** Start **

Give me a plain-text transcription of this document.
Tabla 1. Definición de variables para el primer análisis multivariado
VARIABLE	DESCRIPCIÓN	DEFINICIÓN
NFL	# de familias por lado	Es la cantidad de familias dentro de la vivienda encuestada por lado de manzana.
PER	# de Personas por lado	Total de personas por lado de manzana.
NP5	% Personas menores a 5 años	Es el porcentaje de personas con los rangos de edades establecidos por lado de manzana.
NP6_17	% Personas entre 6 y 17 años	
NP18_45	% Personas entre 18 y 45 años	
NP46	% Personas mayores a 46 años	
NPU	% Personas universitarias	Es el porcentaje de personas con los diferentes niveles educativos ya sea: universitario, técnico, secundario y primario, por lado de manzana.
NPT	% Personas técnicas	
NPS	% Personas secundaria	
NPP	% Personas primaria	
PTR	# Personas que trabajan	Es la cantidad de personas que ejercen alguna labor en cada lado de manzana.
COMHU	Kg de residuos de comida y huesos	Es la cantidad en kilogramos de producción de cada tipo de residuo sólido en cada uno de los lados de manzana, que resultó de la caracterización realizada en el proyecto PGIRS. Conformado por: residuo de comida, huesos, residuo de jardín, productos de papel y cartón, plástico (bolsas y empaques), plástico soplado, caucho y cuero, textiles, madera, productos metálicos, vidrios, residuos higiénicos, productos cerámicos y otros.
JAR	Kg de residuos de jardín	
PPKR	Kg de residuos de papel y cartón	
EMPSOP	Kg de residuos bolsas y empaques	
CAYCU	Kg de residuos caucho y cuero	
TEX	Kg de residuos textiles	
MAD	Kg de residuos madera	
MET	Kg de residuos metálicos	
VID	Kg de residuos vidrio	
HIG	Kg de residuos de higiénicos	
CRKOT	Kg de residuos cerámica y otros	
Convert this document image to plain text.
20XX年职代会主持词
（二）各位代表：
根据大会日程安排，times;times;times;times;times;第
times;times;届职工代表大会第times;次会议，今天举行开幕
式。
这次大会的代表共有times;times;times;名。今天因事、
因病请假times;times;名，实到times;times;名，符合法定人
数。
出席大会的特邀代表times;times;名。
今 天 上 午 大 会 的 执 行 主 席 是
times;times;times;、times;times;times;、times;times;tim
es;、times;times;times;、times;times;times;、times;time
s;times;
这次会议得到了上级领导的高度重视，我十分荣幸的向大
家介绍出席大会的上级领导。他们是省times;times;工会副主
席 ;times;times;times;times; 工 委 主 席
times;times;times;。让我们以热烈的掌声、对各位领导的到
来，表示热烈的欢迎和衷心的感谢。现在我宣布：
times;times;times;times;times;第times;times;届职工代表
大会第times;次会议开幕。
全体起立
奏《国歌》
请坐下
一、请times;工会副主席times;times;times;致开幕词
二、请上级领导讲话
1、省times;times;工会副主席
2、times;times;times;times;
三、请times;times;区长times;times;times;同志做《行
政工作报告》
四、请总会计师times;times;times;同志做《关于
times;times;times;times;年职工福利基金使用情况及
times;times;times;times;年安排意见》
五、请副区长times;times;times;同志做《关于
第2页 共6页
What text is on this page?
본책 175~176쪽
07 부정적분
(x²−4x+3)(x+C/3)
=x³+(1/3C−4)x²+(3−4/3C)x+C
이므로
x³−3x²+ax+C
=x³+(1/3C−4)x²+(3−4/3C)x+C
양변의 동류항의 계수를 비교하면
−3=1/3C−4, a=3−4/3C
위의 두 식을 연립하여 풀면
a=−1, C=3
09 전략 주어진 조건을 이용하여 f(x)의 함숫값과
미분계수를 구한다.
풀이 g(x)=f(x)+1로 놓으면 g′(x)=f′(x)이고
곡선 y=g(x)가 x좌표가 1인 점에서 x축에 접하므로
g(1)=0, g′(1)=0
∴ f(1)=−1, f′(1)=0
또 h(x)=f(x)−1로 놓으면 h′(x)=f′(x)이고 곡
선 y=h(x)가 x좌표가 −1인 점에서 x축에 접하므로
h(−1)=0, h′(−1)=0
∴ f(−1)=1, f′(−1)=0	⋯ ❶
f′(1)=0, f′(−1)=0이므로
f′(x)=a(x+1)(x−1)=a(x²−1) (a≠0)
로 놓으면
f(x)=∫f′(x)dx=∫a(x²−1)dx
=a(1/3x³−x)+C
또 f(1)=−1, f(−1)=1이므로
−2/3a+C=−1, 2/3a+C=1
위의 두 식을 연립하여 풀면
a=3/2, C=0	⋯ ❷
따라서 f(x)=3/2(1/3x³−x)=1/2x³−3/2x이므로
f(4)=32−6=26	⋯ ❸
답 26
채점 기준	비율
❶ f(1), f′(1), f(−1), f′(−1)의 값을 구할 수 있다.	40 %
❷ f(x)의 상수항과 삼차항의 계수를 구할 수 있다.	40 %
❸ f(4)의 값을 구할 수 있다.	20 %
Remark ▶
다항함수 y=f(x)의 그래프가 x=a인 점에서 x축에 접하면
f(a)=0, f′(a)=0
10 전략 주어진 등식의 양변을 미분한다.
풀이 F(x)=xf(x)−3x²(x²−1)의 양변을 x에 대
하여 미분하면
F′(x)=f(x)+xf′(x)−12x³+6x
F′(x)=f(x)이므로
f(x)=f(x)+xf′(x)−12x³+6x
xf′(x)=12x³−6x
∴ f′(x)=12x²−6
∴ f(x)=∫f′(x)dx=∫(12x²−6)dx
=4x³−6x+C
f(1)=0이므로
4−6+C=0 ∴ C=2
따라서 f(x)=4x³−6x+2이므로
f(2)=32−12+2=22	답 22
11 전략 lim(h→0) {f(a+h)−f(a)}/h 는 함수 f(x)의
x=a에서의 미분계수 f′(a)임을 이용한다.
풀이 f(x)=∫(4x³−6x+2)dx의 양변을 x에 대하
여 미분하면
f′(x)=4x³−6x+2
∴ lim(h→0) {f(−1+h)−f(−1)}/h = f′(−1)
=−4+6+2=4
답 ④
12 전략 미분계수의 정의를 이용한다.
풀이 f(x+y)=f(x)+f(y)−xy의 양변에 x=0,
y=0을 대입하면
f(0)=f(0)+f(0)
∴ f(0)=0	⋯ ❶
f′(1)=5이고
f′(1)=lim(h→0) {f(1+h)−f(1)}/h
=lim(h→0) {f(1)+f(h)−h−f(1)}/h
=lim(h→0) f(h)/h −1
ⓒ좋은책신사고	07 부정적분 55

** End **

Restate all of the entries above precisely.

RESULT OF THIS EXERCISE >>
Give me a plain-text transcription of this document.
Tabla 1. Definición de variables para el primer análisis multivariado
VARIABLE	DESCRIPCIÓN	DEFINICIÓN
NFL	# de familias por lado	Es la cantidad de familias dentro de la vivienda encuestada por lado de manzana.
PER	# de Personas por lado	Total de personas por lado de manzana.
NP5	% Personas menores a 5 años	Es el porcentaje de personas con los rangos de edades establecidos por lado de manzana.
NP6_17	% Personas entre 6 y 17 años	
NP18_45	% Personas entre 18 y 45 años	
NP46	% Personas mayores a 46 años	
NPU	% Personas universitarias	Es el porcentaje de personas con los diferentes niveles educativos ya sea: universitario, técnico, secundario y primario, por lado de manzana.
NPT	% Personas técnicas	
NPS	% Personas secundaria	
NPP	% Personas primaria	
PTR	# Personas que trabajan	Es la cantidad de personas que ejercen alguna labor en cada lado de manzana.
COMHU	Kg de residuos de comida y huesos	Es la cantidad en kilogramos de producción de cada tipo de residuo sólido en cada uno de los lados de manzana, que resultó de la caracterización realizada en el proyecto PGIRS. Conformado por: residuo de comida, huesos, residuo de jardín, productos de papel y cartón, plástico (bolsas y empaques), plástico soplado, caucho y cuero, textiles, madera, productos metálicos, vidrios, residuos higiénicos, productos cerámicos y otros.
JAR	Kg de residuos de jardín	
PPKR	Kg de residuos de papel y cartón	
EMPSOP	Kg de residuos bolsas y empaques	
CAYCU	Kg de residuos caucho y cuero	
TEX	Kg de residuos textiles	
MAD	Kg de residuos madera	
MET	Kg de residuos metálicos	
VID	Kg de residuos vidrio	
HIG	Kg de residuos de higiénicos	
CRKOT	Kg de residuos cerámica y otros	
Convert this document image to plain text.
20XX年职代会主持词
（二）各位代表：
根据大会日程安排，times;times;times;times;times;第
times;times;届职工代表大会第times;次会议，今天举行开幕
式。
这次大会的代表共有times;times;times;名。今天因事、
因病请假times;times;名，实到times;times;名，符合法定人
数。
出席大会的特邀代表times;times;名。
今 天 上 午 大 会 的 执 行 主 席 是
times;times;times;、times;times;times;、times;times;tim
es;、times;times;times;、times;times;times;、times;time
s;times;
这次会议得到了上级领导的高度重视，我十分荣幸的向大
家介绍出席大会的上级领导。他们是省times;times;工会副主
席 ;times;times;times;times; 工 委 主 席
times;times;times;。让我们以热烈的掌声、对各位领导的到
来，表示热烈的欢迎和衷心的感谢。现在我宣布：
times;times;times;times;times;第times;times;届职工代表
大会第times;次会议开幕。
全体起立
奏《国歌》
请坐下
一、请times;工会副主席times;times;times;致开幕词
二、请上级领导讲话
1、省times;times;工会副主席
2、times;times;times;times;
三、请times;times;区长times;times;times;同志做《行
政工作报告》
四、请总会计师times;times;times;同志做《关于
times;times;times;times;年职工福利基金使用情况及
times;times;times;times;年安排意见》
五、请副区长times;times;times;同志做《关于
第2页 共6页
What text is on this page?
본책 175~176쪽
07 부정적분
(x²−4x+3)(x+C/3)
=x³+(1/3C−4)x²+(3−4/3C)x+C
이므로
x³−3x²+ax+C
=x³+(1/3C−4)x²+(3−4/3C)x+C
양변의 동류항의 계수를 비교하면
−3=1/3C−4, a=3−4/3C
위의 두 식을 연립하여 풀면
a=−1, C=3
09 전략 주어진 조건을 이용하여 f(x)의 함숫값과
미분계수를 구한다.
풀이 g(x)=f(x)+1로 놓으면 g′(x)=f′(x)이고
곡선 y=g(x)가 x좌표가 1인 점에서 x축에 접하므로
g(1)=0, g′(1)=0
∴ f(1)=−1, f′(1)=0
또 h(x)=f(x)−1로 놓으면 h′(x)=f′(x)이고 곡
선 y=h(x)가 x좌표가 −1인 점에서 x축에 접하므로
h(−1)=0, h′(−1)=0
∴ f(−1)=1, f′(−1)=0	⋯ ❶
f′(1)=0, f′(−1)=0이므로
f′(x)=a(x+1)(x−1)=a(x²−1) (a≠0)
로 놓으면
f(x)=∫f′(x)dx=∫a(x²−1)dx
=a(1/3x³−x)+C
또 f(1)=−1, f(−1)=1이므로
−2/3a+C=−1, 2/3a+C=1
위의 두 식을 연립하여 풀면
a=3/2, C=0	⋯ ❷
따라서 f(x)=3/2(1/3x³−x)=1/2x³−3/2x이므로
f(4)=32−6=26	⋯ ❸
답 26
채점 기준	비율
❶ f(1), f′(1), f(−1), f′(−1)의 값을 구할 수 있다.	40 %
❷ f(x)의 상수항과 삼차항의 계수를 구할 수 있다.	40 %
❸ f(4)의 값을 구할 수 있다.	20 %
Remark ▶
다항함수 y=f(x)의 그래프가 x=a인 점에서 x축에 접하면
f(a)=0, f′(a)=0
10 전략 주어진 등식의 양변을 미분한다.
풀이 F(x)=xf(x)−3x²(x²−1)의 양변을 x에 대
하여 미분하면
F′(x)=f(x)+xf′(x)−12x³+6x
F′(x)=f(x)이므로
f(x)=f(x)+xf′(x)−12x³+6x
xf′(x)=12x³−6x
∴ f′(x)=12x²−6
∴ f(x)=∫f′(x)dx=∫(12x²−6)dx
=4x³−6x+C
f(1)=0이므로
4−6+C=0 ∴ C=2
따라서 f(x)=4x³−6x+2이므로
f(2)=32−12+2=22	답 22
11 전략 lim(h→0) {f(a+h)−f(a)}/h 는 함수 f(x)의
x=a에서의 미분계수 f′(a)임을 이용한다.
풀이 f(x)=∫(4x³−6x+2)dx의 양변을 x에 대하
여 미분하면
f′(x)=4x³−6x+2
∴ lim(h→0) {f(−1+h)−f(−1)}/h = f′(−1)
=−4+6+2=4
답 ④
12 전략 미분계수의 정의를 이용한다.
풀이 f(x+y)=f(x)+f(y)−xy의 양변에 x=0,
y=0을 대입하면
f(0)=f(0)+f(0)
∴ f(0)=0	⋯ ❶
f′(1)=5이고
f′(1)=lim(h→0) {f(1+h)−f(1)}/h
=lim(h→0) {f(1)+f(h)−h−f(1)}/h
=lim(h→0) f(h)/h −1
ⓒ좋은책신사고	07 부정적분 55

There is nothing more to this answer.